Written problem —
Below are the entries; state how many of their lines contain the string "Year", and nothing more.

━━━━━ Data listing

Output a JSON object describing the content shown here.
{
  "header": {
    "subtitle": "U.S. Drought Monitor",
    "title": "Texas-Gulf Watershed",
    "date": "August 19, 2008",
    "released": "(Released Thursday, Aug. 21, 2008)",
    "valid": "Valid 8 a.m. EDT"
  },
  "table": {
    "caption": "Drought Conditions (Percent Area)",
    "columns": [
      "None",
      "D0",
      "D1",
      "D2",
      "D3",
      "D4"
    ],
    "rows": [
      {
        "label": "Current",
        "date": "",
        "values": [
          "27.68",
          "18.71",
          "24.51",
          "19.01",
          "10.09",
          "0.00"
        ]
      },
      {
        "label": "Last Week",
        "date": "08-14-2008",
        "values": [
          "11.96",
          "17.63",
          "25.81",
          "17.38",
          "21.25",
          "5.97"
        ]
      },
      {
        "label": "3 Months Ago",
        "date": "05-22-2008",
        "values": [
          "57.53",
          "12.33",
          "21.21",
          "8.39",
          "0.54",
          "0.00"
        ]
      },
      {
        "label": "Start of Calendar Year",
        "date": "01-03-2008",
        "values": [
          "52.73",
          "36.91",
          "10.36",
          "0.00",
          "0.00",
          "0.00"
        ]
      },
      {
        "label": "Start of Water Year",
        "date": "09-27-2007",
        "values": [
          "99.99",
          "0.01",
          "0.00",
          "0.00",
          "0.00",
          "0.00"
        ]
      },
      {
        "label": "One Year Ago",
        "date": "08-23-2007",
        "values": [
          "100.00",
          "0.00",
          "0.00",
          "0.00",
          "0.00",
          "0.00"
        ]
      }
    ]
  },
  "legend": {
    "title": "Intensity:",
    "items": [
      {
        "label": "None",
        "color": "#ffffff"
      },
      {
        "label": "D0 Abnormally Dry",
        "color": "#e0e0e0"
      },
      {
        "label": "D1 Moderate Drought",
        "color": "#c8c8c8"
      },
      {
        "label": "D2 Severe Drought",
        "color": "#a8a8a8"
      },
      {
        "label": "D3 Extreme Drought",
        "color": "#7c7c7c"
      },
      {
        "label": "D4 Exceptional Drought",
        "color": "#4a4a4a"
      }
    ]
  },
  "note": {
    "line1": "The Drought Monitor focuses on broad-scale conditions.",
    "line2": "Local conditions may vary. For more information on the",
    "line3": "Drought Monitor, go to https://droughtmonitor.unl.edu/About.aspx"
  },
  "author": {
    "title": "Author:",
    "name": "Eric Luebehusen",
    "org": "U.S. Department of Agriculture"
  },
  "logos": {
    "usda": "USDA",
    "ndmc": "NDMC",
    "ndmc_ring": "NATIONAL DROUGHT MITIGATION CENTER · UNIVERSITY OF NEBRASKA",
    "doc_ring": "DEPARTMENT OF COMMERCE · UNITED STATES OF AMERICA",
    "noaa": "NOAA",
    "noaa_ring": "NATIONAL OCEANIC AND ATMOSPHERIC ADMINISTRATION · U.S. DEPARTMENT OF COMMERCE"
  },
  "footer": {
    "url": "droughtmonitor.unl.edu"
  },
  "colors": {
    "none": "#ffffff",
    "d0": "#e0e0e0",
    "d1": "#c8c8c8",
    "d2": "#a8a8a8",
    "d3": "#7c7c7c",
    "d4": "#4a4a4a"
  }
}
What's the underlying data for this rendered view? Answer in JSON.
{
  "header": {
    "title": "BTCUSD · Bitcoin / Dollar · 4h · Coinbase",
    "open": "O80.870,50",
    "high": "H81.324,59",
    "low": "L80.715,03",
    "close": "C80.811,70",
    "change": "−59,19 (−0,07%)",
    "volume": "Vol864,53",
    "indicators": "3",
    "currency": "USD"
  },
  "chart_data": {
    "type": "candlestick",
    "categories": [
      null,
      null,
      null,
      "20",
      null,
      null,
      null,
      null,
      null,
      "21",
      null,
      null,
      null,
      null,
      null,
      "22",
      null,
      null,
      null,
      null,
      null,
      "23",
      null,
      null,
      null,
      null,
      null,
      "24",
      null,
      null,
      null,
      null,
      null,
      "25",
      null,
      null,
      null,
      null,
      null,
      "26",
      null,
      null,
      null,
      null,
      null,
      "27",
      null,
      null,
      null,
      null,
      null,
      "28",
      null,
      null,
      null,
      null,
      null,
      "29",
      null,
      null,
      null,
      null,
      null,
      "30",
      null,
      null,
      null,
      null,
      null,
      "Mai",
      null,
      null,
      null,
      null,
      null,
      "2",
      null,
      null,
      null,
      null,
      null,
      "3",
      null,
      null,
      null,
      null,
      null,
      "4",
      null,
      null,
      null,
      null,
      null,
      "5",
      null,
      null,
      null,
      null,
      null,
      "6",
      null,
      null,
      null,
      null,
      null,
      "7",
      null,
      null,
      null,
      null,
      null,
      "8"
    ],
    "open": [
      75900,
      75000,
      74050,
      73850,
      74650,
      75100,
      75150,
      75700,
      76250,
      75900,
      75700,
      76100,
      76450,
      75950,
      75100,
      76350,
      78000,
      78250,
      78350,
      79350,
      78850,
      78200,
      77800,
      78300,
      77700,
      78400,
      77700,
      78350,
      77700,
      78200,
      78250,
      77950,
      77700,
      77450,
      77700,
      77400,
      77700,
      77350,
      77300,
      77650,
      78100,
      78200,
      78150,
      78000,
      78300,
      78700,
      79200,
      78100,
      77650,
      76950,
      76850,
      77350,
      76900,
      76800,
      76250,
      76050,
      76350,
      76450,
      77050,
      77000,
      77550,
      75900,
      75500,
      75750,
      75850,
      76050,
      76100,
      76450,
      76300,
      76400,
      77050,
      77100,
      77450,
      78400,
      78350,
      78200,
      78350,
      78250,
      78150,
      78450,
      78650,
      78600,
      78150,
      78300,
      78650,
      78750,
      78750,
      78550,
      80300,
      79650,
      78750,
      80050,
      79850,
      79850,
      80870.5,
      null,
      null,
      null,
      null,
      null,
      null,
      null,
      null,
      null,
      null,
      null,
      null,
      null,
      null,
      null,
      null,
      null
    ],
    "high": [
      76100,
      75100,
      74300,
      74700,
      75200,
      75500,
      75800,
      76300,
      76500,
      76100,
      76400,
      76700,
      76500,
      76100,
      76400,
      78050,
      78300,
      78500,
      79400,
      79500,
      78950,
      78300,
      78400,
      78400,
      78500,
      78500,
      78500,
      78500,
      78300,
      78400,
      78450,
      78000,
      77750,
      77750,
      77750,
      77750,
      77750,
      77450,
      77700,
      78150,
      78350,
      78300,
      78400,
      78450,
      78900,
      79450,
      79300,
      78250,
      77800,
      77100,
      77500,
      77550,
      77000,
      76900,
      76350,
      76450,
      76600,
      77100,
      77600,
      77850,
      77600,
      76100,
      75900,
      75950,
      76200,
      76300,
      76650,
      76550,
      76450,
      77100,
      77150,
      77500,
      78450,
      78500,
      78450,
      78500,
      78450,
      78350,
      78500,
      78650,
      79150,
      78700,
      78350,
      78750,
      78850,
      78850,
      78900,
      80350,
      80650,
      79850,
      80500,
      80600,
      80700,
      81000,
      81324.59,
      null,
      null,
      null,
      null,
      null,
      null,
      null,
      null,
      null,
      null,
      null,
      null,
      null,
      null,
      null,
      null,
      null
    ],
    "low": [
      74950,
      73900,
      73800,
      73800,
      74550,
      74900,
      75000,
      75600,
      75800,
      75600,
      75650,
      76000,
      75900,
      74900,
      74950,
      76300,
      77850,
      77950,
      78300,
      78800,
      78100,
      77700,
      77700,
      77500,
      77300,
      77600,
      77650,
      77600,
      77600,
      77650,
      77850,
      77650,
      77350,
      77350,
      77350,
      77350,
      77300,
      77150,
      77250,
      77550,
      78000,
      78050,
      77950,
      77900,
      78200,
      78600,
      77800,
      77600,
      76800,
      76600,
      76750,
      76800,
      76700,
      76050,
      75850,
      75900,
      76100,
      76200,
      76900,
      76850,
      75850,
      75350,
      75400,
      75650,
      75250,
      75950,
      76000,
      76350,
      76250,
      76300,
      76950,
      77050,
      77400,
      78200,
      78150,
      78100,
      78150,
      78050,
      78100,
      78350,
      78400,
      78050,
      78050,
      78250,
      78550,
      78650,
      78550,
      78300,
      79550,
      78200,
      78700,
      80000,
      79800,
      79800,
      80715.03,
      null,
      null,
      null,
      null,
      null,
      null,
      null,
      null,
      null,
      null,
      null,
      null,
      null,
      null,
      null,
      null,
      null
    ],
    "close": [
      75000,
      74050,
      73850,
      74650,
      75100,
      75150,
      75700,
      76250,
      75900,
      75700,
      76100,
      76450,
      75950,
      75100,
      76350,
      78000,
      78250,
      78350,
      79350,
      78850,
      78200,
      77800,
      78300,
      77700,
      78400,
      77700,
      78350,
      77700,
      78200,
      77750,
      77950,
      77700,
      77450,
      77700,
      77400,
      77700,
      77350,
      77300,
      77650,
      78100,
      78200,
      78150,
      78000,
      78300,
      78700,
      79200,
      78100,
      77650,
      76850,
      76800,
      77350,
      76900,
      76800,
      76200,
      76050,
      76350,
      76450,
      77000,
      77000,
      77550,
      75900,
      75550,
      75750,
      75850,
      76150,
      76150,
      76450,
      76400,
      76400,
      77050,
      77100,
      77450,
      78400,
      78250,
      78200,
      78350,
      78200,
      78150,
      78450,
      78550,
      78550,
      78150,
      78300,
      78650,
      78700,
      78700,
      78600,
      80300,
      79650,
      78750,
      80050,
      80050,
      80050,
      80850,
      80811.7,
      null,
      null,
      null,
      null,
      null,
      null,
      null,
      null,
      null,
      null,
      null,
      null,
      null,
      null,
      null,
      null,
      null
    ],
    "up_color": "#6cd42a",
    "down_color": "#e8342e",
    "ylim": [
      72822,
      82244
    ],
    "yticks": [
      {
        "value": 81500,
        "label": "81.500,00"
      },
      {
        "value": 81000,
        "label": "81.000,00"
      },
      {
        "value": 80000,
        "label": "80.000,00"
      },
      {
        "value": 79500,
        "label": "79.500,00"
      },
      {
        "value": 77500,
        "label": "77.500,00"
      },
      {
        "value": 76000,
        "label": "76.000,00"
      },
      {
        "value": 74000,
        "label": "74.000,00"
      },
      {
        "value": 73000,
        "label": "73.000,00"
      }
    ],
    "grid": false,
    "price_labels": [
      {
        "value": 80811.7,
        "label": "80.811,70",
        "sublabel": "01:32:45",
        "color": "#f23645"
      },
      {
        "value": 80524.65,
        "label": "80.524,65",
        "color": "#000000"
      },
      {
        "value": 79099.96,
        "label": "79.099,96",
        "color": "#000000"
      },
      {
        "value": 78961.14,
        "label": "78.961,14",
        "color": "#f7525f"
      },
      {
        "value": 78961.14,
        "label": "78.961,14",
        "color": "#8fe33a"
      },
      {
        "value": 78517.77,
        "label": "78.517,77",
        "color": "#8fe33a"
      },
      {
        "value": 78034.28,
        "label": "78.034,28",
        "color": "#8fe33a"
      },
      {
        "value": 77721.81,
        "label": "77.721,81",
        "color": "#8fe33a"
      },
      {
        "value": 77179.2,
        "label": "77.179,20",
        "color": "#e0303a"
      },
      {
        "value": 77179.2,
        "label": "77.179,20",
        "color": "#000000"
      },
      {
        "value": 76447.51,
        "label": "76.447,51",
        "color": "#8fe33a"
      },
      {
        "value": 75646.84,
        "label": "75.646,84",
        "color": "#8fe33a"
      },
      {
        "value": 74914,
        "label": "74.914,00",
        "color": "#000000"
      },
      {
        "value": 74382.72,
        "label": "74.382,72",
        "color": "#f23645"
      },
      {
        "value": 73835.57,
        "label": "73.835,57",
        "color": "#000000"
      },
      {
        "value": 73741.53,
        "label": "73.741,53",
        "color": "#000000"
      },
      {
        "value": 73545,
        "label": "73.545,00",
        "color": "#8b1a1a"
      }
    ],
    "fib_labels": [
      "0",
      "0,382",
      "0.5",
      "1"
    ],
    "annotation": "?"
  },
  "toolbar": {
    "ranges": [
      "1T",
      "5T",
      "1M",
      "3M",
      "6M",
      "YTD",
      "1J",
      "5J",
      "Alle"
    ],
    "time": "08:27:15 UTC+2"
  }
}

━━━━━━━━━━

Complete response —
3